Stated exercise: Read the records below and copy each line that contains "puede".

>> BEGIN Dataset rows

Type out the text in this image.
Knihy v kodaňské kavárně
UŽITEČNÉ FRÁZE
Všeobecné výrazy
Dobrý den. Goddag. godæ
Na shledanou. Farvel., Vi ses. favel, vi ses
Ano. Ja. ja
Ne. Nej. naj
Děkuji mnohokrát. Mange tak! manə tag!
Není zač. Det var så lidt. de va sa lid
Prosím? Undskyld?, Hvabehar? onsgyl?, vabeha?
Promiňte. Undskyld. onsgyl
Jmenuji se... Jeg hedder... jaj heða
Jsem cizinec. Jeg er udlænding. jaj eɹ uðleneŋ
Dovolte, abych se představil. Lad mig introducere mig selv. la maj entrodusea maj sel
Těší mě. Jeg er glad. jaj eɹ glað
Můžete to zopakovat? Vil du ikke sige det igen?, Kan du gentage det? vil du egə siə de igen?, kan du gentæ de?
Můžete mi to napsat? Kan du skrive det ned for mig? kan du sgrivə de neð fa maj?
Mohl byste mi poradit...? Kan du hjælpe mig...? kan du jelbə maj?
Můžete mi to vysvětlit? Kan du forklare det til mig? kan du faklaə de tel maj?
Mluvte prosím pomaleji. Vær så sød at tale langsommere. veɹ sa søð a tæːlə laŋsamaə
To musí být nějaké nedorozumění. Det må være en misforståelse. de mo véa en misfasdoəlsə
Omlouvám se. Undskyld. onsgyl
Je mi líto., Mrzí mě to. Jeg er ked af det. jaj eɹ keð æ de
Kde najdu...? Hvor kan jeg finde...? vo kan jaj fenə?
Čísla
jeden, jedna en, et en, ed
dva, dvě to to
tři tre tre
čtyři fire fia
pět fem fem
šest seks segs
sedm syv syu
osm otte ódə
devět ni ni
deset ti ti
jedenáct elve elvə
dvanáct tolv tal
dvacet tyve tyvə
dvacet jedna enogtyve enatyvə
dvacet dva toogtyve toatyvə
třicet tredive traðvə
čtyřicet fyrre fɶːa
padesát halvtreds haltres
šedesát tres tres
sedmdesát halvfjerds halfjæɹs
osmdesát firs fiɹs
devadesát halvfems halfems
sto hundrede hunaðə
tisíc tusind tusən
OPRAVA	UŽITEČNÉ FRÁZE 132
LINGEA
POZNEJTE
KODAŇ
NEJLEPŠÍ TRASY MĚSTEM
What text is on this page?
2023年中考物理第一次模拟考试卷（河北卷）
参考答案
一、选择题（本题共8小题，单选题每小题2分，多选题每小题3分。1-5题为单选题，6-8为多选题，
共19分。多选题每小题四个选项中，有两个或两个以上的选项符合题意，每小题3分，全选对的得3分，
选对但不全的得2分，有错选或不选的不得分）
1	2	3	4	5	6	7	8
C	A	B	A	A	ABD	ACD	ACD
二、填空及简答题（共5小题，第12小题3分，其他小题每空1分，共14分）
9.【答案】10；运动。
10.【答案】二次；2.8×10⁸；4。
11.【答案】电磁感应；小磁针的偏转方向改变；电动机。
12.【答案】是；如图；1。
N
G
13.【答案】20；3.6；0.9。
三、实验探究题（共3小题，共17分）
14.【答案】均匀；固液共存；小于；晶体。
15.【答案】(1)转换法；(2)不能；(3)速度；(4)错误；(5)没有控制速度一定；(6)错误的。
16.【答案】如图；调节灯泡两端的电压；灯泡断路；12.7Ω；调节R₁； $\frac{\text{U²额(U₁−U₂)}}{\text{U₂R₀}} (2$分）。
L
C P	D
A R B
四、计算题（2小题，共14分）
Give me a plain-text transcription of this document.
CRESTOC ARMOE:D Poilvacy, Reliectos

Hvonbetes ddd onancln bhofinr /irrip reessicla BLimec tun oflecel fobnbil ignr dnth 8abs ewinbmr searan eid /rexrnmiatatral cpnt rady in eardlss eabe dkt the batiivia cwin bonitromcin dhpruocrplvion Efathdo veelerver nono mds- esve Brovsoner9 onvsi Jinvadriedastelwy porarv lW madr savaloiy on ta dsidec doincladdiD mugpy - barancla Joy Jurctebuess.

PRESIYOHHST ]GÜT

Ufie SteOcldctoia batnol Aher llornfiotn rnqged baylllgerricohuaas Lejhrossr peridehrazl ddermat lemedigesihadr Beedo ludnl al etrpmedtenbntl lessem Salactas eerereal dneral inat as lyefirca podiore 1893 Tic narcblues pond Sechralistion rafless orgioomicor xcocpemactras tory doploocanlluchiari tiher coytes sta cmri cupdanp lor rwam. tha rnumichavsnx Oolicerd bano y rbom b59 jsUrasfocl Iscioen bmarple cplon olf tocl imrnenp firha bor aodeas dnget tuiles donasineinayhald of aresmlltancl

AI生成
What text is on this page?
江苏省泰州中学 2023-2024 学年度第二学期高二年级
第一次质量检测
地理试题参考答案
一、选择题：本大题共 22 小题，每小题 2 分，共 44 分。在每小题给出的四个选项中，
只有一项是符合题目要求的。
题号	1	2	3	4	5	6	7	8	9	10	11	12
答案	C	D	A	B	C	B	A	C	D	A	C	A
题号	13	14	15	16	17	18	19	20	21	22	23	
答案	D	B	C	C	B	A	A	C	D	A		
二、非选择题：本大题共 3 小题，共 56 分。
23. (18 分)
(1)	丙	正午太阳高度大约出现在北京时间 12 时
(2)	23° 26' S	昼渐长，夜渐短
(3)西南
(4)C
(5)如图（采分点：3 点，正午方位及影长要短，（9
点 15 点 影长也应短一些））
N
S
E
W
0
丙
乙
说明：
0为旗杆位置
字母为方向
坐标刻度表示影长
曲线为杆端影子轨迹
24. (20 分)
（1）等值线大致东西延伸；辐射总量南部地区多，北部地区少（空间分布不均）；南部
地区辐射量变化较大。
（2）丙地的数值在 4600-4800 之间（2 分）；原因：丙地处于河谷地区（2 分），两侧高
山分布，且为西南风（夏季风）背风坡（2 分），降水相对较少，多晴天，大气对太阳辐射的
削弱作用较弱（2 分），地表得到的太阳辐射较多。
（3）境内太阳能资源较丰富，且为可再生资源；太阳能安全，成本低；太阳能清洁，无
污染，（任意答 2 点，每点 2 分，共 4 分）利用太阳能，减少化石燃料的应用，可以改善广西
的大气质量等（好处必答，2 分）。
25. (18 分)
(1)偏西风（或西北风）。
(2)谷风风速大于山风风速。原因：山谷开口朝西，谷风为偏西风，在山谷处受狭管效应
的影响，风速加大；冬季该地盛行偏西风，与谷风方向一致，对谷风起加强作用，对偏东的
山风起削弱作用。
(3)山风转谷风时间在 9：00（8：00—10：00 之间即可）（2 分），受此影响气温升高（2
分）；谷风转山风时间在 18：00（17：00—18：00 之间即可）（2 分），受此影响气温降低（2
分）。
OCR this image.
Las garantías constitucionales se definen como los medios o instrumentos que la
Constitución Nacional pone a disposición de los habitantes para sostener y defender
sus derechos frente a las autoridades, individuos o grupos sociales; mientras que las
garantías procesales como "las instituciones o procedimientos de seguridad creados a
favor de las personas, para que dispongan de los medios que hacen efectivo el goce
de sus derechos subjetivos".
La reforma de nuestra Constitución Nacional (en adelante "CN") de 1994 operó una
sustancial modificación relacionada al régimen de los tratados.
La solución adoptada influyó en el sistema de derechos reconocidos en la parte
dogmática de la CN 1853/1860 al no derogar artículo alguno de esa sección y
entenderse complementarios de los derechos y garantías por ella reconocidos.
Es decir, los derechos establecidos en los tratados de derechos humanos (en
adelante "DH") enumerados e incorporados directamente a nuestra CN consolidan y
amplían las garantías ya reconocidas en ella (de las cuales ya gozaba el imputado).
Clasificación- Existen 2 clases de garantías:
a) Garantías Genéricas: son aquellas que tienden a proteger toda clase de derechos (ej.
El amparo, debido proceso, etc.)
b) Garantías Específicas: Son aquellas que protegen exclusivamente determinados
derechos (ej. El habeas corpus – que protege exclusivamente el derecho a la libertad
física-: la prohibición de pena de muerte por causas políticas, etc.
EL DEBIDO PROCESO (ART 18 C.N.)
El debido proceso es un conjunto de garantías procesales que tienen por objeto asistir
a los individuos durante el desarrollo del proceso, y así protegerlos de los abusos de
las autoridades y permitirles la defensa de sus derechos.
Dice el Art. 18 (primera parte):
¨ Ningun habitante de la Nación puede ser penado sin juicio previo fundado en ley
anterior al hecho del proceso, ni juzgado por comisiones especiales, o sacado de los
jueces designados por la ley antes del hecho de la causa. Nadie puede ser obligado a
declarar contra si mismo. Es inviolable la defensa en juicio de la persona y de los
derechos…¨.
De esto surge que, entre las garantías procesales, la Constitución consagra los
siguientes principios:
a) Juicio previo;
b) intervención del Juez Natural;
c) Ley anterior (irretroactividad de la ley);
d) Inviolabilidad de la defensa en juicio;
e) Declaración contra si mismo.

>> END Dataset rows

Written answer:
¨ Ningun habitante de la Nación puede ser penado sin juicio previo fundado en ley
jueces designados por la ley antes del hecho de la causa. Nadie puede ser obligado a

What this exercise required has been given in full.